## start
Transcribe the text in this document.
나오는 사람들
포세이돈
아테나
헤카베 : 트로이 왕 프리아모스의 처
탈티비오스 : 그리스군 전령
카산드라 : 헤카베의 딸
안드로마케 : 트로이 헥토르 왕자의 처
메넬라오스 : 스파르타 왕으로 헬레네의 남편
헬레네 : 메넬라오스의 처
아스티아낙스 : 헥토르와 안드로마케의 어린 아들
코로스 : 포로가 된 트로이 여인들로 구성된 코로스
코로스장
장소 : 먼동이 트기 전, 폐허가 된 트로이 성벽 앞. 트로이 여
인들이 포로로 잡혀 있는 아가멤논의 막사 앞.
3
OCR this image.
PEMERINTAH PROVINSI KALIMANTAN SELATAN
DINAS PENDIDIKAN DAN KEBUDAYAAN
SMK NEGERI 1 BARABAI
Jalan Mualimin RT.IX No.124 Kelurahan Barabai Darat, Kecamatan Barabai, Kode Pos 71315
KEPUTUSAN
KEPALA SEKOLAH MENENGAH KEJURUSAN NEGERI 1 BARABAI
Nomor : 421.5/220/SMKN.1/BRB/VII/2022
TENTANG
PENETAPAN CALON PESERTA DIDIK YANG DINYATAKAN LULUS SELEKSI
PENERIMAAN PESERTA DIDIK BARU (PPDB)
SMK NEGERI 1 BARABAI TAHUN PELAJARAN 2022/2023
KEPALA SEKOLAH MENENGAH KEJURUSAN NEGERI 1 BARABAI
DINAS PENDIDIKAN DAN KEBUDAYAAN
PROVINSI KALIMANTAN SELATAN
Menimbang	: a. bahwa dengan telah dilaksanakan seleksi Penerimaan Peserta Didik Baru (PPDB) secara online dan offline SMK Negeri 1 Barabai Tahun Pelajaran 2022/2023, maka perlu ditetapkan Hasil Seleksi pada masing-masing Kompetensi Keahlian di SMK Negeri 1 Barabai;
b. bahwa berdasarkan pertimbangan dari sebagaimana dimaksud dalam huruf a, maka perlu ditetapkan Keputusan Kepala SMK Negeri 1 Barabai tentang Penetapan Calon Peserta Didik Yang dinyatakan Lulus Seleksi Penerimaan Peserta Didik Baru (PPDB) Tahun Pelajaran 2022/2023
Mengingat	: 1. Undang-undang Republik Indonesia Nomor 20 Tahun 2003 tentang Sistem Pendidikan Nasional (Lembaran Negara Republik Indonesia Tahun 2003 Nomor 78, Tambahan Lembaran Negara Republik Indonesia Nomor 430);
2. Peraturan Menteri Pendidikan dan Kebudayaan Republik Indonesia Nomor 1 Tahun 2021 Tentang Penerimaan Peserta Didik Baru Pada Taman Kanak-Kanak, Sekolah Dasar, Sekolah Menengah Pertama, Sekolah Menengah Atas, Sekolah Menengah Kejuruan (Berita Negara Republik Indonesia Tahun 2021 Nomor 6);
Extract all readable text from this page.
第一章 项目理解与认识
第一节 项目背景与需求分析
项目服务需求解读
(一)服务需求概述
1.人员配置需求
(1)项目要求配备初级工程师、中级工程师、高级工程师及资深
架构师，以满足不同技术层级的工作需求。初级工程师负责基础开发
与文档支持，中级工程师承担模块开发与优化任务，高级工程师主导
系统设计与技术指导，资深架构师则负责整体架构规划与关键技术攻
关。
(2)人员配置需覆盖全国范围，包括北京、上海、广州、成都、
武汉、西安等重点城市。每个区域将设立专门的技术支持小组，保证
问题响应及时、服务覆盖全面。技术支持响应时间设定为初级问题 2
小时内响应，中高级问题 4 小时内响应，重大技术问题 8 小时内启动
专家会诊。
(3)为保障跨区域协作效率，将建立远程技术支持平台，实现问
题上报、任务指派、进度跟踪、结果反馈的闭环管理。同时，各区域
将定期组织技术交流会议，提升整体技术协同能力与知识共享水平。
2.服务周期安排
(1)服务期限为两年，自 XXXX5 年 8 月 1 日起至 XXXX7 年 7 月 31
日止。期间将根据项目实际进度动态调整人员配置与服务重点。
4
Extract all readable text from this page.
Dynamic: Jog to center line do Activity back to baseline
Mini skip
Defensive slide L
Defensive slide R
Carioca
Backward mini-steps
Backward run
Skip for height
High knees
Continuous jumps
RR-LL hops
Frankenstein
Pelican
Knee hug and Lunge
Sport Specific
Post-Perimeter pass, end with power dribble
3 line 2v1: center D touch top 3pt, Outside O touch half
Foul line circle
## end
#### [Exercise directions]
Copy out each record from above, exactly.

#### [Result]
Transcribe the text in this document.
나오는 사람들
포세이돈
아테나
헤카베 : 트로이 왕 프리아모스의 처
탈티비오스 : 그리스군 전령
카산드라 : 헤카베의 딸
안드로마케 : 트로이 헥토르 왕자의 처
메넬라오스 : 스파르타 왕으로 헬레네의 남편
헬레네 : 메넬라오스의 처
아스티아낙스 : 헥토르와 안드로마케의 어린 아들
코로스 : 포로가 된 트로이 여인들로 구성된 코로스
코로스장
장소 : 먼동이 트기 전, 폐허가 된 트로이 성벽 앞. 트로이 여
인들이 포로로 잡혀 있는 아가멤논의 막사 앞.
3
OCR this image.
PEMERINTAH PROVINSI KALIMANTAN SELATAN
DINAS PENDIDIKAN DAN KEBUDAYAAN
SMK NEGERI 1 BARABAI
Jalan Mualimin RT.IX No.124 Kelurahan Barabai Darat, Kecamatan Barabai, Kode Pos 71315
KEPUTUSAN
KEPALA SEKOLAH MENENGAH KEJURUSAN NEGERI 1 BARABAI
Nomor : 421.5/220/SMKN.1/BRB/VII/2022
TENTANG
PENETAPAN CALON PESERTA DIDIK YANG DINYATAKAN LULUS SELEKSI
PENERIMAAN PESERTA DIDIK BARU (PPDB)
SMK NEGERI 1 BARABAI TAHUN PELAJARAN 2022/2023
KEPALA SEKOLAH MENENGAH KEJURUSAN NEGERI 1 BARABAI
DINAS PENDIDIKAN DAN KEBUDAYAAN
PROVINSI KALIMANTAN SELATAN
Menimbang	: a. bahwa dengan telah dilaksanakan seleksi Penerimaan Peserta Didik Baru (PPDB) secara online dan offline SMK Negeri 1 Barabai Tahun Pelajaran 2022/2023, maka perlu ditetapkan Hasil Seleksi pada masing-masing Kompetensi Keahlian di SMK Negeri 1 Barabai;
b. bahwa berdasarkan pertimbangan dari sebagaimana dimaksud dalam huruf a, maka perlu ditetapkan Keputusan Kepala SMK Negeri 1 Barabai tentang Penetapan Calon Peserta Didik Yang dinyatakan Lulus Seleksi Penerimaan Peserta Didik Baru (PPDB) Tahun Pelajaran 2022/2023
Mengingat	: 1. Undang-undang Republik Indonesia Nomor 20 Tahun 2003 tentang Sistem Pendidikan Nasional (Lembaran Negara Republik Indonesia Tahun 2003 Nomor 78, Tambahan Lembaran Negara Republik Indonesia Nomor 430);
2. Peraturan Menteri Pendidikan dan Kebudayaan Republik Indonesia Nomor 1 Tahun 2021 Tentang Penerimaan Peserta Didik Baru Pada Taman Kanak-Kanak, Sekolah Dasar, Sekolah Menengah Pertama, Sekolah Menengah Atas, Sekolah Menengah Kejuruan (Berita Negara Republik Indonesia Tahun 2021 Nomor 6);
Extract all readable text from this page.
第一章 项目理解与认识
第一节 项目背景与需求分析
项目服务需求解读
(一)服务需求概述
1.人员配置需求
(1)项目要求配备初级工程师、中级工程师、高级工程师及资深
架构师，以满足不同技术层级的工作需求。初级工程师负责基础开发
与文档支持，中级工程师承担模块开发与优化任务，高级工程师主导
系统设计与技术指导，资深架构师则负责整体架构规划与关键技术攻
关。
(2)人员配置需覆盖全国范围，包括北京、上海、广州、成都、
武汉、西安等重点城市。每个区域将设立专门的技术支持小组，保证
问题响应及时、服务覆盖全面。技术支持响应时间设定为初级问题 2
小时内响应，中高级问题 4 小时内响应，重大技术问题 8 小时内启动
专家会诊。
(3)为保障跨区域协作效率，将建立远程技术支持平台，实现问
题上报、任务指派、进度跟踪、结果反馈的闭环管理。同时，各区域
将定期组织技术交流会议，提升整体技术协同能力与知识共享水平。
2.服务周期安排
(1)服务期限为两年，自 XXXX5 年 8 月 1 日起至 XXXX7 年 7 月 31
日止。期间将根据项目实际进度动态调整人员配置与服务重点。
4
Extract all readable text from this page.
Dynamic: Jog to center line do Activity back to baseline
Mini skip
Defensive slide L
Defensive slide R
Carioca
Backward mini-steps
Backward run
Skip for height
High knees
Continuous jumps
RR-LL hops
Frankenstein
Pelican
Knee hug and Lunge
Sport Specific
Post-Perimeter pass, end with power dribble
3 line 2v1: center D touch top 3pt, Outside O touch half
Foul line circle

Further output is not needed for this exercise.